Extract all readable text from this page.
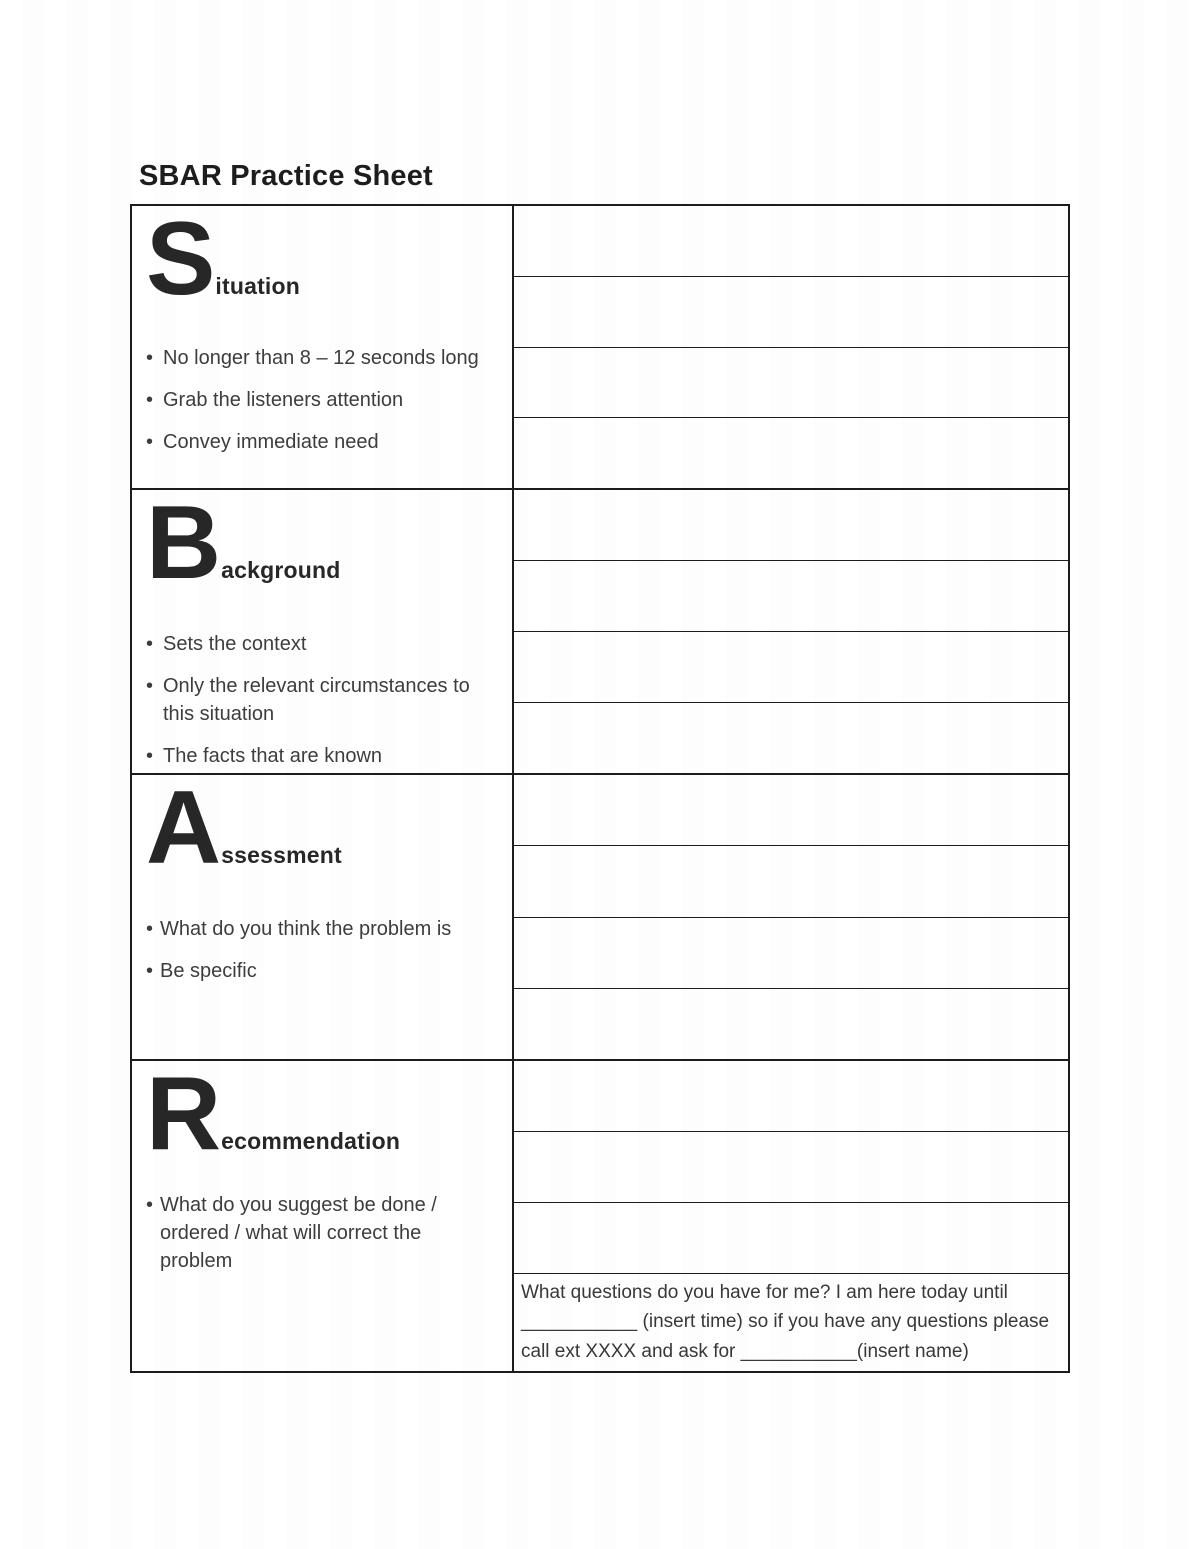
SBAR Practice Sheet
S ituation
• No longer than 8 – 12 seconds long
• Grab the listeners attention
• Convey immediate need
B ackground
• Sets the context
• Only the relevant circumstances to this situation
• The facts that are known
A ssessment
• What do you think the problem is
• Be specific
R ecommendation
• What do you suggest be done / ordered / what will correct the problem

What questions do you have for me? I am here today until ___________ (insert time) so if you have any questions please call ext XXXX and ask for ___________(insert name)
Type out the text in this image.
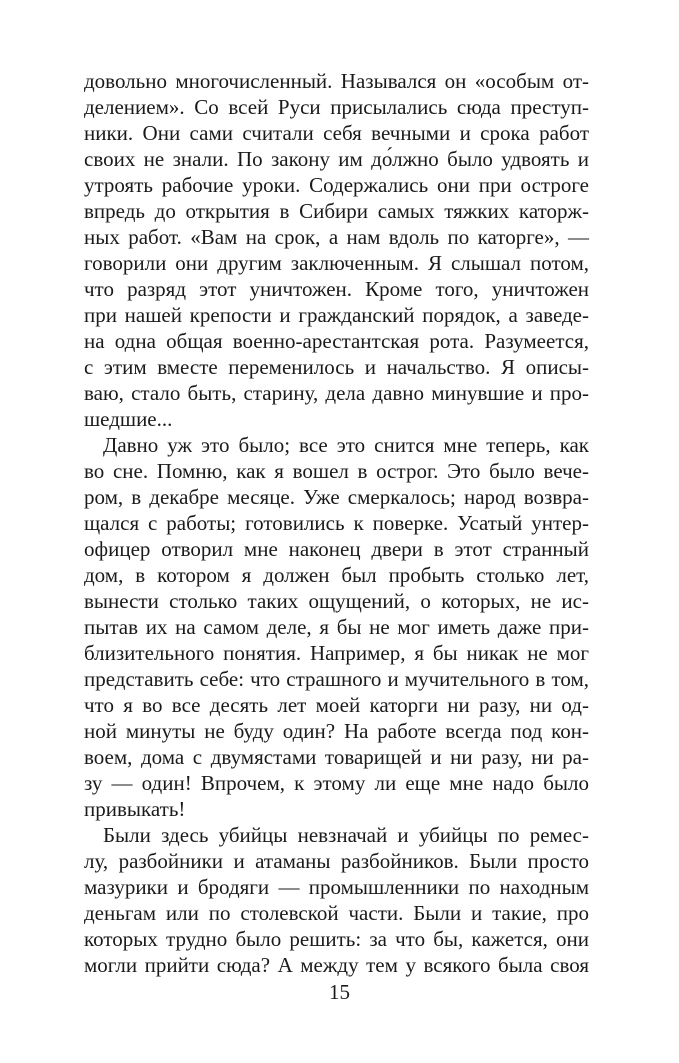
довольно многочисленный. Назывался он «особым от-
делением». Со всей Руси присылались сюда преступ-
ники. Они сами считали себя вечными и срока работ
своих не знали. По закону им до́лжно было удвоять и
утроять рабочие уроки. Содержались они при остроге
впредь до открытия в Сибири самых тяжких каторж-
ных работ. «Вам на срок, а нам вдоль по каторге», —
говорили они другим заключенным. Я слышал потом,
что разряд этот уничтожен. Кроме того, уничтожен
при нашей крепости и гражданский порядок, а заведе-
на одна общая военно-арестантская рота. Разумеется,
с этим вместе переменилось и начальство. Я описы-
ваю, стало быть, старину, дела давно минувшие и про-
шедшие...
Давно уж это было; все это снится мне теперь, как
во сне. Помню, как я вошел в острог. Это было вече-
ром, в декабре месяце. Уже смеркалось; народ возвра-
щался с работы; готовились к поверке. Усатый унтер-
офицер отворил мне наконец двери в этот странный
дом, в котором я должен был пробыть столько лет,
вынести столько таких ощущений, о которых, не ис-
пытав их на самом деле, я бы не мог иметь даже при-
близительного понятия. Например, я бы никак не мог
представить себе: что страшного и мучительного в том,
что я во все десять лет моей каторги ни разу, ни од-
ной минуты не буду один? На работе всегда под кон-
воем, дома с двумястами товарищей и ни разу, ни ра-
зу — один! Впрочем, к этому ли еще мне надо было
привыкать!
Были здесь убийцы невзначай и убийцы по ремес-
лу, разбойники и атаманы разбойников. Были просто
мазурики и бродяги — промышленники по находным
деньгам или по столевской части. Были и такие, про
которых трудно было решить: за что бы, кажется, они
могли прийти сюда? А между тем у всякого была своя
15
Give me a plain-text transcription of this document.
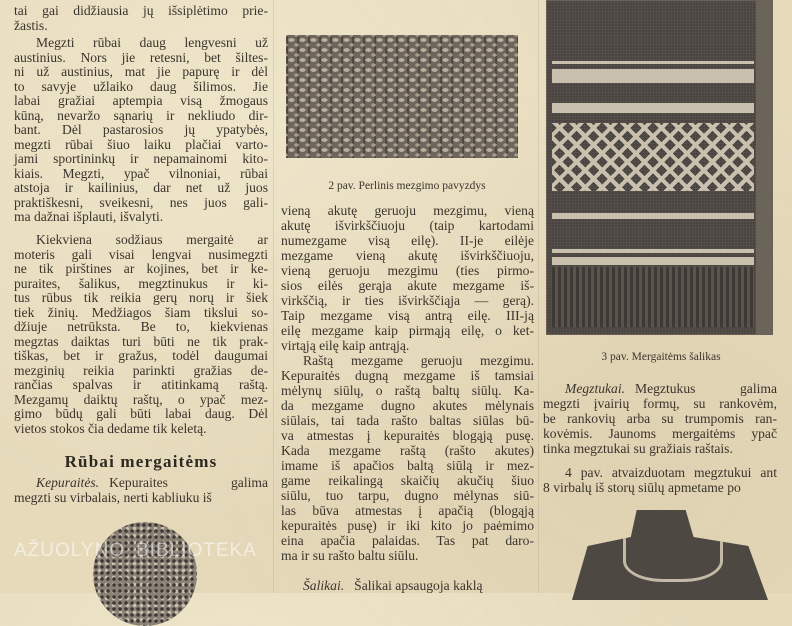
tai gai didžiausia jų išsiplėtimo prie-
žastis.
Megzti rūbai daug lengvesni už
austinius. Nors jie retesni, bet šiltes-
ni už austinius, mat jie papurę ir dėl
to savyje užlaiko daug šilimos. Jie
labai gražiai aptempia visą žmogaus
kūną, nevaržo sąnarių ir nekliudo dir-
bant. Dėl pastarosios jų ypatybės,
megzti rūbai šiuo laiku plačiai varto-
jami sportininkų ir nepamainomi kito-
kiais. Megzti, ypač vilnoniai, rūbai
atstoja ir kailinius, dar net už juos
praktiškesni, sveikesni, nes juos gali-
ma dažnai išplauti, išvalyti.
Kiekviena sodžiaus mergaitė ar
moteris gali visai lengvai nusimegzti
ne tik pirštines ar kojines, bet ir ke-
puraites, šalikus, megztinukus ir ki-
tus rūbus tik reikia gerų norų ir šiek
tiek žinių. Medžiagos šiam tikslui so-
džiuje netrūksta. Be to, kiekvienas
megztas daiktas turi būti ne tik prak-
tiškas, bet ir gražus, todėl daugumai
mezginių reikia parinkti gražias de-
rančias spalvas ir atitinkamą raštą.
Mezgamų daiktų raštų, o ypač mez-
gimo būdų gali būti labai daug. Dėl
vietos stokos čia dedame tik keletą.
Rūbai mergaitėms
Kepuraitės. Kepuraites galima
megzti su virbalais, nerti kabliuku iš
2 pav. Perlinis mezgimo pavyzdys
vieną akutę geruoju mezgimu, vieną
akutę išvirkščiuoju (taip kartodami
numezgame visą eilę). II-je eilėje
mezgame vieną akutę išvirkščiuoju,
vieną geruoju mezgimu (ties pirmo-
sios eilės gerąja akute mezgame iš-
virkščią, ir ties išvirkščiąja — gerą).
Taip mezgame visą antrą eilę. III-ją
eilę mezgame kaip pirmąją eilę, o ket-
virtąją eilę kaip antrąją.
Raštą mezgame geruoju mezgimu.
Kepuraitės dugną mezgame iš tamsiai
mėlynų siūlų, o raštą baltų siūlų. Ka-
da mezgame dugno akutes mėlynais
siūlais, tai tada rašto baltas siūlas bū-
va atmestas į kepuraitės blogąją pusę.
Kada mezgame raštą (rašto akutes)
imame iš apačios baltą siūlą ir mez-
game reikalingą skaičių akučių šiuo
siūlu, tuo tarpu, dugno mėlynas siū-
las būva atmestas į apačią (blogąją
kepuraitės pusę) ir iki kito jo paėmimo
eina apačia palaidas. Tas pat daro-
ma ir su rašto baltu siūlu.
Šalikai. Šalikai apsaugoja kaklą
3 pav. Mergaitėms šalikas
Megztukai. Megztukus galima
megzti įvairių formų, su rankovėm,
be rankovių arba su trumpomis ran-
kovėmis. Jaunoms mergaitėms ypač
tinka megztukai su gražiais raštais.
4 pav. atvaizduotam megztukui ant
8 virbalų iš storų siūlų apmetame po
AŽUOLYNO BIBLIOTEKA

════════════════

▶ STATED TASK
List every line above that holds the word "siūlu".

▶ ANSWER TO THE EXERCISE
siūlu, tuo tarpu, dugno mėlynas siū-
ma ir su rašto baltu siūlu.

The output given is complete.